──────── Provided data

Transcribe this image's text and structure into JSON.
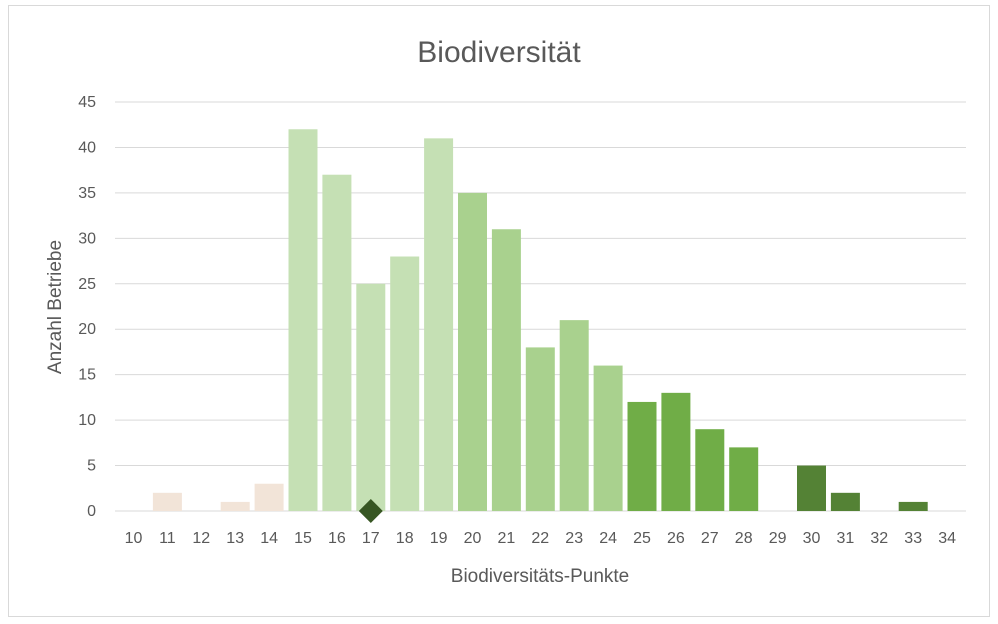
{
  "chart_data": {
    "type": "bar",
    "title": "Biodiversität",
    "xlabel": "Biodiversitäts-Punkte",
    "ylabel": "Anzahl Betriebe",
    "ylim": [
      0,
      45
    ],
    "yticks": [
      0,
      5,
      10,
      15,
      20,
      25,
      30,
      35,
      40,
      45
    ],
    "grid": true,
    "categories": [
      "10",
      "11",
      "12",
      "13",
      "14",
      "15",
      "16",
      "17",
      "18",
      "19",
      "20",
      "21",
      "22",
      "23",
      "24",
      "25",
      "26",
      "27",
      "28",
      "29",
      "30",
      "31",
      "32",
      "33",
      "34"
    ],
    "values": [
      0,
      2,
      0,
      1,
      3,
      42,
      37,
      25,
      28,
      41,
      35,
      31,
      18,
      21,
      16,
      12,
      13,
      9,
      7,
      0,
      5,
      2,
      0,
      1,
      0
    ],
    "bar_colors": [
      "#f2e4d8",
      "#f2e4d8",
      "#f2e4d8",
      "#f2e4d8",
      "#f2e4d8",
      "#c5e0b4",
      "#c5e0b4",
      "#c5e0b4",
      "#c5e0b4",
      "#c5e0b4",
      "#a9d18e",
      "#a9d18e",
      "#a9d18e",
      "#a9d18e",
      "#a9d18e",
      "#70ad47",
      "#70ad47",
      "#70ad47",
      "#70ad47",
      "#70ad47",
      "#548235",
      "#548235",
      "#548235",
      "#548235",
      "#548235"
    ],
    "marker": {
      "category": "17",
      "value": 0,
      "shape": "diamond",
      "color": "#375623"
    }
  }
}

────────────────
──────── Provided data

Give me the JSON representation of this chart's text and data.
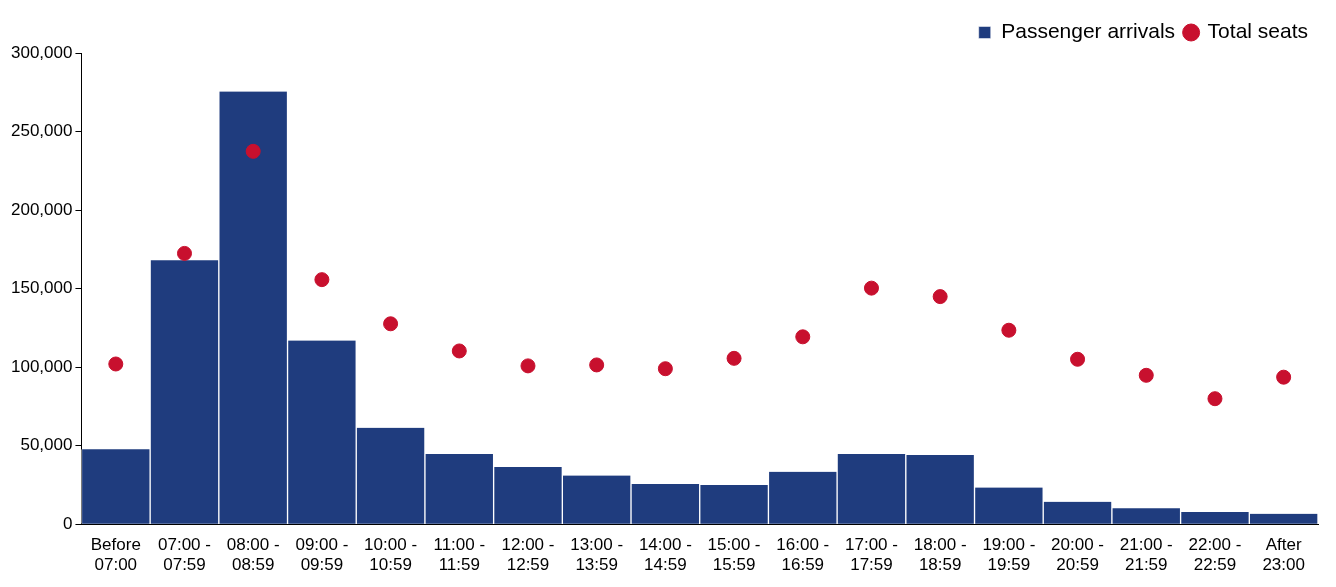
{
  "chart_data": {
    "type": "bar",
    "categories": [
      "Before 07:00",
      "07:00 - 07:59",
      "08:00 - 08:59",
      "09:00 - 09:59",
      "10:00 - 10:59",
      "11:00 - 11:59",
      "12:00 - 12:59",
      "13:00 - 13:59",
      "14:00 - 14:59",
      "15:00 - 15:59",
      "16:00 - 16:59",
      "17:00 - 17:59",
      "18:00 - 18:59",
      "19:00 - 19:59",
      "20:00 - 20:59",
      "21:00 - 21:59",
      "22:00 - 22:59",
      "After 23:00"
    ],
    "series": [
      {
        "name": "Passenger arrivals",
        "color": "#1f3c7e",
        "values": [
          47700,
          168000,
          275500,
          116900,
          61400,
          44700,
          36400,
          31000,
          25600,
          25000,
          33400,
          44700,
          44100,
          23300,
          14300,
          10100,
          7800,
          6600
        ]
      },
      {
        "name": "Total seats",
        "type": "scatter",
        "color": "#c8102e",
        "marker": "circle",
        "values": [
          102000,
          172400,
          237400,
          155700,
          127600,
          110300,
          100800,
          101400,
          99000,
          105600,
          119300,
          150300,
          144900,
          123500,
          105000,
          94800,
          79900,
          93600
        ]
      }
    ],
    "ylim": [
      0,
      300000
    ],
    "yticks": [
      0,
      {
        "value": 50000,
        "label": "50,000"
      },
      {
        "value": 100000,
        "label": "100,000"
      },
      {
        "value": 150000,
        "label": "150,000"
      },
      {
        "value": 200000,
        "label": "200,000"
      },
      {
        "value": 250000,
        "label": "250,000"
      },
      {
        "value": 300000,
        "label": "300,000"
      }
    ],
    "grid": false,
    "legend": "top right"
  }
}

────────────────

Requirement:
Find the word "this" in the entries above and gather every line that holds it.

Right answer:
Transcribe this image's text and structure into JSON.
Give me the JSON representation of this chart's text and data.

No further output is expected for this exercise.